Written request. Transcribe the entries below exactly; leave every image out.

Structured figure records
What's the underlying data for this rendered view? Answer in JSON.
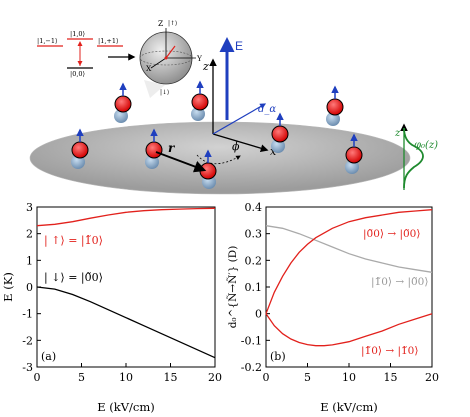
{
  "schematic": {
    "level_left": "|1,−1⟩",
    "level_right": "|1,+1⟩",
    "level_mid": "|1,0⟩",
    "level_ground": "|0,0⟩",
    "sphere_z": "Z",
    "sphere_up": "|↑⟩",
    "sphere_down": "|↓⟩",
    "sphere_x": "X",
    "sphere_y": "Y",
    "field_label": "E",
    "axis_z": "z",
    "axis_x": "x",
    "angle_phi": "ϕ",
    "dipole_label": "d_α",
    "distance_label": "r",
    "profile_z": "z",
    "profile_label": "φ₀(z)"
  },
  "chart_data": [
    {
      "type": "line",
      "panel": "(a)",
      "xlabel": "E (kV/cm)",
      "ylabel": "E (K)",
      "xlim": [
        0,
        20
      ],
      "ylim": [
        -3,
        3
      ],
      "xticks": [
        0,
        5,
        10,
        15,
        20
      ],
      "yticks": [
        -3,
        -2,
        -1,
        0,
        1,
        2,
        3
      ],
      "grid": false,
      "annotations": [
        "| ↑⟩ = |1̃0⟩",
        "| ↓⟩ = |0̃0⟩"
      ],
      "series": [
        {
          "color": "#e2211c",
          "x": [
            0,
            2,
            4,
            6,
            8,
            10,
            12,
            14,
            16,
            18,
            20
          ],
          "y": [
            2.3,
            2.35,
            2.45,
            2.58,
            2.7,
            2.8,
            2.86,
            2.9,
            2.92,
            2.94,
            2.95
          ]
        },
        {
          "color": "#000000",
          "x": [
            0,
            2,
            4,
            6,
            8,
            10,
            12,
            14,
            16,
            18,
            20
          ],
          "y": [
            0.0,
            -0.08,
            -0.28,
            -0.55,
            -0.85,
            -1.15,
            -1.45,
            -1.75,
            -2.05,
            -2.35,
            -2.65
          ]
        }
      ]
    },
    {
      "type": "line",
      "panel": "(b)",
      "xlabel": "E (kV/cm)",
      "ylabel": "d₀^{Ñ→Ñ′} (D)",
      "xlim": [
        0,
        20
      ],
      "ylim": [
        -0.2,
        0.4
      ],
      "xticks": [
        0,
        5,
        10,
        15,
        20
      ],
      "yticks": [
        -0.2,
        -0.1,
        0,
        0.1,
        0.2,
        0.3,
        0.4
      ],
      "grid": false,
      "annotations": [
        "|0̃0⟩ → |0̃0⟩",
        "|1̃0⟩ → |0̃0⟩",
        "|1̃0⟩ → |1̃0⟩"
      ],
      "series": [
        {
          "color": "#e2211c",
          "x": [
            0,
            1,
            2,
            3,
            4,
            5,
            6,
            8,
            10,
            12,
            14,
            16,
            18,
            20
          ],
          "y": [
            0.0,
            0.08,
            0.14,
            0.19,
            0.23,
            0.26,
            0.285,
            0.32,
            0.345,
            0.36,
            0.37,
            0.38,
            0.385,
            0.39
          ]
        },
        {
          "color": "#aaaaaa",
          "x": [
            0,
            2,
            4,
            6,
            8,
            10,
            12,
            14,
            16,
            18,
            20
          ],
          "y": [
            0.33,
            0.32,
            0.3,
            0.275,
            0.25,
            0.225,
            0.205,
            0.19,
            0.175,
            0.165,
            0.155
          ]
        },
        {
          "color": "#e2211c",
          "x": [
            0,
            1,
            2,
            3,
            4,
            5,
            6,
            7,
            8,
            10,
            12,
            14,
            16,
            18,
            20
          ],
          "y": [
            0.0,
            -0.045,
            -0.075,
            -0.095,
            -0.108,
            -0.116,
            -0.12,
            -0.12,
            -0.117,
            -0.105,
            -0.085,
            -0.065,
            -0.04,
            -0.02,
            0.0
          ]
        }
      ]
    }
  ]
}
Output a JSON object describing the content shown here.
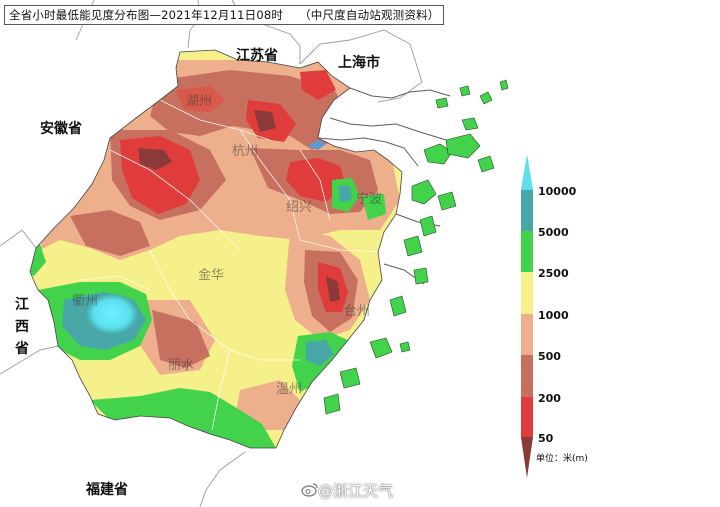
{
  "title": {
    "main": "全省小时最低能见度分布图—2021年12月11日08时",
    "note": "（中尺度自动站观测资料）"
  },
  "regions": {
    "jiangsu": "江苏省",
    "shanghai": "上海市",
    "anhui": "安徽省",
    "jiangxi_chars": [
      "江",
      "西",
      "省"
    ],
    "fujian": "福建省"
  },
  "cities": {
    "huzhou": "湖州",
    "hangzhou": "杭州",
    "shaoxing": "绍兴",
    "ningbo": "宁波",
    "jinhua": "金华",
    "quzhou": "衢州",
    "taizhou": "台州",
    "lishui": "丽水",
    "wenzhou": "温州"
  },
  "legend": {
    "colors": {
      "below50": "#8b3a3a",
      "c50_200": "#e03c3c",
      "c200_500": "#c8705f",
      "c500_1000": "#eeb08c",
      "c1000_2500": "#f5f089",
      "c2500_5000": "#43d24b",
      "c5000_10000": "#48a8a8",
      "above10000": "#5ce0ef"
    },
    "labels": [
      "10000",
      "5000",
      "2500",
      "1000",
      "500",
      "200",
      "50"
    ],
    "unit": "单位：米(m)"
  },
  "watermark": {
    "text": "@浙江天气",
    "icon": "weibo-icon"
  }
}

Solution to this task.
What's the underlying data for this rendered view? Answer in JSON.
{
  "schematic": {
    "level_left": "|1,−1⟩",
    "level_right": "|1,+1⟩",
    "level_mid": "|1,0⟩",
    "level_ground": "|0,0⟩",
    "sphere_z": "Z",
    "sphere_up": "|↑⟩",
    "sphere_down": "|↓⟩",
    "sphere_x": "X",
    "sphere_y": "Y",
    "field_label": "E",
    "axis_z": "z",
    "axis_x": "x",
    "angle_phi": "ϕ",
    "dipole_label": "d_α",
    "distance_label": "r",
    "profile_z": "z",
    "profile_label": "φ₀(z)"
  },
  "chart_data": [
    {
      "type": "line",
      "panel": "(a)",
      "xlabel": "E (kV/cm)",
      "ylabel": "E (K)",
      "xlim": [
        0,
        20
      ],
      "ylim": [
        -3,
        3
      ],
      "xticks": [
        0,
        5,
        10,
        15,
        20
      ],
      "yticks": [
        -3,
        -2,
        -1,
        0,
        1,
        2,
        3
      ],
      "grid": false,
      "annotations": [
        "| ↑⟩ = |1̃0⟩",
        "| ↓⟩ = |0̃0⟩"
      ],
      "series": [
        {
          "color": "#e2211c",
          "x": [
            0,
            2,
            4,
            6,
            8,
            10,
            12,
            14,
            16,
            18,
            20
          ],
          "y": [
            2.3,
            2.35,
            2.45,
            2.58,
            2.7,
            2.8,
            2.86,
            2.9,
            2.92,
            2.94,
            2.95
          ]
        },
        {
          "color": "#000000",
          "x": [
            0,
            2,
            4,
            6,
            8,
            10,
            12,
            14,
            16,
            18,
            20
          ],
          "y": [
            0.0,
            -0.08,
            -0.28,
            -0.55,
            -0.85,
            -1.15,
            -1.45,
            -1.75,
            -2.05,
            -2.35,
            -2.65
          ]
        }
      ]
    },
    {
      "type": "line",
      "panel": "(b)",
      "xlabel": "E (kV/cm)",
      "ylabel": "d₀^{Ñ→Ñ′} (D)",
      "xlim": [
        0,
        20
      ],
      "ylim": [
        -0.2,
        0.4
      ],
      "xticks": [
        0,
        5,
        10,
        15,
        20
      ],
      "yticks": [
        -0.2,
        -0.1,
        0,
        0.1,
        0.2,
        0.3,
        0.4
      ],
      "grid": false,
      "annotations": [
        "|0̃0⟩ → |0̃0⟩",
        "|1̃0⟩ → |0̃0⟩",
        "|1̃0⟩ → |1̃0⟩"
      ],
      "series": [
        {
          "color": "#e2211c",
          "x": [
            0,
            1,
            2,
            3,
            4,
            5,
            6,
            8,
            10,
            12,
            14,
            16,
            18,
            20
          ],
          "y": [
            0.0,
            0.08,
            0.14,
            0.19,
            0.23,
            0.26,
            0.285,
            0.32,
            0.345,
            0.36,
            0.37,
            0.38,
            0.385,
            0.39
          ]
        },
        {
          "color": "#aaaaaa",
          "x": [
            0,
            2,
            4,
            6,
            8,
            10,
            12,
            14,
            16,
            18,
            20
          ],
          "y": [
            0.33,
            0.32,
            0.3,
            0.275,
            0.25,
            0.225,
            0.205,
            0.19,
            0.175,
            0.165,
            0.155
          ]
        },
        {
          "color": "#e2211c",
          "x": [
            0,
            1,
            2,
            3,
            4,
            5,
            6,
            7,
            8,
            10,
            12,
            14,
            16,
            18,
            20
          ],
          "y": [
            0.0,
            -0.045,
            -0.075,
            -0.095,
            -0.108,
            -0.116,
            -0.12,
            -0.12,
            -0.117,
            -0.105,
            -0.085,
            -0.065,
            -0.04,
            -0.02,
            0.0
          ]
        }
      ]
    }
  ]
}
Output a JSON object describing the content shown here.
{
  "title": {
    "main": "全省小时最低能见度分布图—2021年12月11日08时",
    "note": "（中尺度自动站观测资料）"
  },
  "regions": {
    "jiangsu": "江苏省",
    "shanghai": "上海市",
    "anhui": "安徽省",
    "jiangxi_chars": [
      "江",
      "西",
      "省"
    ],
    "fujian": "福建省"
  },
  "cities": {
    "huzhou": "湖州",
    "hangzhou": "杭州",
    "shaoxing": "绍兴",
    "ningbo": "宁波",
    "jinhua": "金华",
    "quzhou": "衢州",
    "taizhou": "台州",
    "lishui": "丽水",
    "wenzhou": "温州"
  },
  "legend": {
    "colors": {
      "below50": "#8b3a3a",
      "c50_200": "#e03c3c",
      "c200_500": "#c8705f",
      "c500_1000": "#eeb08c",
      "c1000_2500": "#f5f089",
      "c2500_5000": "#43d24b",
      "c5000_10000": "#48a8a8",
      "above10000": "#5ce0ef"
    },
    "labels": [
      "10000",
      "5000",
      "2500",
      "1000",
      "500",
      "200",
      "50"
    ],
    "unit": "单位：米(m)"
  },
  "watermark": {
    "text": "@浙江天气",
    "icon": "weibo-icon"
  }
}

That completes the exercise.